BEGIN Supplied records

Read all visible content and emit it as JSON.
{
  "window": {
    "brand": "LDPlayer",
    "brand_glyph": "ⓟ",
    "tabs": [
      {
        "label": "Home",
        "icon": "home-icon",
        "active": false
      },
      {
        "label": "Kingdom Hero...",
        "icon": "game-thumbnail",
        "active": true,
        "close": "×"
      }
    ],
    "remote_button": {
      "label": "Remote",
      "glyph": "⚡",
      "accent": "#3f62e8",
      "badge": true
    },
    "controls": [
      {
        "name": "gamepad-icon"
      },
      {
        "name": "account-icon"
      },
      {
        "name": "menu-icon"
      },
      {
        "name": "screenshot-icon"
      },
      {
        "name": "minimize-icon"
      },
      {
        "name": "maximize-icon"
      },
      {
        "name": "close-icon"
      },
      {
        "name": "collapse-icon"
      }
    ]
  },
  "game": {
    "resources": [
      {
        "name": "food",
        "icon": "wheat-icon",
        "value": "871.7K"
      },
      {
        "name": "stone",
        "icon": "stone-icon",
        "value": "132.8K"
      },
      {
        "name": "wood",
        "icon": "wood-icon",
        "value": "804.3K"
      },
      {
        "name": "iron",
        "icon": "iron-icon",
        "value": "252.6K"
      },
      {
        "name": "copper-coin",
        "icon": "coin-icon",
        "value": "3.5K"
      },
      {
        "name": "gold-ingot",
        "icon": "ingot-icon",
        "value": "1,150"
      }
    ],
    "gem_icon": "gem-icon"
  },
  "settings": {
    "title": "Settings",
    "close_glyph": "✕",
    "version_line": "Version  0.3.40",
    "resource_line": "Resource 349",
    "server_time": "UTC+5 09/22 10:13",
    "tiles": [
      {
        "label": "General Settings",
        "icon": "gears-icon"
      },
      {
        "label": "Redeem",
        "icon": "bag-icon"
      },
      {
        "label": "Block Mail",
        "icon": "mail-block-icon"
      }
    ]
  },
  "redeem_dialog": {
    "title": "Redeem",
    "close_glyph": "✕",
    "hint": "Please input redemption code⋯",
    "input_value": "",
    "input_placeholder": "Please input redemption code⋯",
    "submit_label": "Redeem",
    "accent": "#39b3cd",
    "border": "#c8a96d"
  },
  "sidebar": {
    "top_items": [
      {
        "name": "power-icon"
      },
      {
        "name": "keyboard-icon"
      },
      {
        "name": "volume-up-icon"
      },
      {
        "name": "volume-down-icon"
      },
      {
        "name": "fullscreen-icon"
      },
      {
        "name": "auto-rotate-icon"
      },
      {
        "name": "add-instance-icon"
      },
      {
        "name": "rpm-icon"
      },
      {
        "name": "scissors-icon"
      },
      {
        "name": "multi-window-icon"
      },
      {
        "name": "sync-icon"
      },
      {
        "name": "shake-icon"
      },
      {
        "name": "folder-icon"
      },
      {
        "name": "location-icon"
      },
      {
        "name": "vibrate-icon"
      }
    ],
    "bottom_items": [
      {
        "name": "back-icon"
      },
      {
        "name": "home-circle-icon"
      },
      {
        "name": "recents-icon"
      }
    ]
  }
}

END Supplied records

● **To do**
Quote the data above in full, changing nothing.

● **Written solution**
Read all visible content and emit it as JSON.
{
  "window": {
    "brand": "LDPlayer",
    "brand_glyph": "ⓟ",
    "tabs": [
      {
        "label": "Home",
        "icon": "home-icon",
        "active": false
      },
      {
        "label": "Kingdom Hero...",
        "icon": "game-thumbnail",
        "active": true,
        "close": "×"
      }
    ],
    "remote_button": {
      "label": "Remote",
      "glyph": "⚡",
      "accent": "#3f62e8",
      "badge": true
    },
    "controls": [
      {
        "name": "gamepad-icon"
      },
      {
        "name": "account-icon"
      },
      {
        "name": "menu-icon"
      },
      {
        "name": "screenshot-icon"
      },
      {
        "name": "minimize-icon"
      },
      {
        "name": "maximize-icon"
      },
      {
        "name": "close-icon"
      },
      {
        "name": "collapse-icon"
      }
    ]
  },
  "game": {
    "resources": [
      {
        "name": "food",
        "icon": "wheat-icon",
        "value": "871.7K"
      },
      {
        "name": "stone",
        "icon": "stone-icon",
        "value": "132.8K"
      },
      {
        "name": "wood",
        "icon": "wood-icon",
        "value": "804.3K"
      },
      {
        "name": "iron",
        "icon": "iron-icon",
        "value": "252.6K"
      },
      {
        "name": "copper-coin",
        "icon": "coin-icon",
        "value": "3.5K"
      },
      {
        "name": "gold-ingot",
        "icon": "ingot-icon",
        "value": "1,150"
      }
    ],
    "gem_icon": "gem-icon"
  },
  "settings": {
    "title": "Settings",
    "close_glyph": "✕",
    "version_line": "Version  0.3.40",
    "resource_line": "Resource 349",
    "server_time": "UTC+5 09/22 10:13",
    "tiles": [
      {
        "label": "General Settings",
        "icon": "gears-icon"
      },
      {
        "label": "Redeem",
        "icon": "bag-icon"
      },
      {
        "label": "Block Mail",
        "icon": "mail-block-icon"
      }
    ]
  },
  "redeem_dialog": {
    "title": "Redeem",
    "close_glyph": "✕",
    "hint": "Please input redemption code⋯",
    "input_value": "",
    "input_placeholder": "Please input redemption code⋯",
    "submit_label": "Redeem",
    "accent": "#39b3cd",
    "border": "#c8a96d"
  },
  "sidebar": {
    "top_items": [
      {
        "name": "power-icon"
      },
      {
        "name": "keyboard-icon"
      },
      {
        "name": "volume-up-icon"
      },
      {
        "name": "volume-down-icon"
      },
      {
        "name": "fullscreen-icon"
      },
      {
        "name": "auto-rotate-icon"
      },
      {
        "name": "add-instance-icon"
      },
      {
        "name": "rpm-icon"
      },
      {
        "name": "scissors-icon"
      },
      {
        "name": "multi-window-icon"
      },
      {
        "name": "sync-icon"
      },
      {
        "name": "shake-icon"
      },
      {
        "name": "folder-icon"
      },
      {
        "name": "location-icon"
      },
      {
        "name": "vibrate-icon"
      }
    ],
    "bottom_items": [
      {
        "name": "back-icon"
      },
      {
        "name": "home-circle-icon"
      },
      {
        "name": "recents-icon"
      }
    ]
  }
}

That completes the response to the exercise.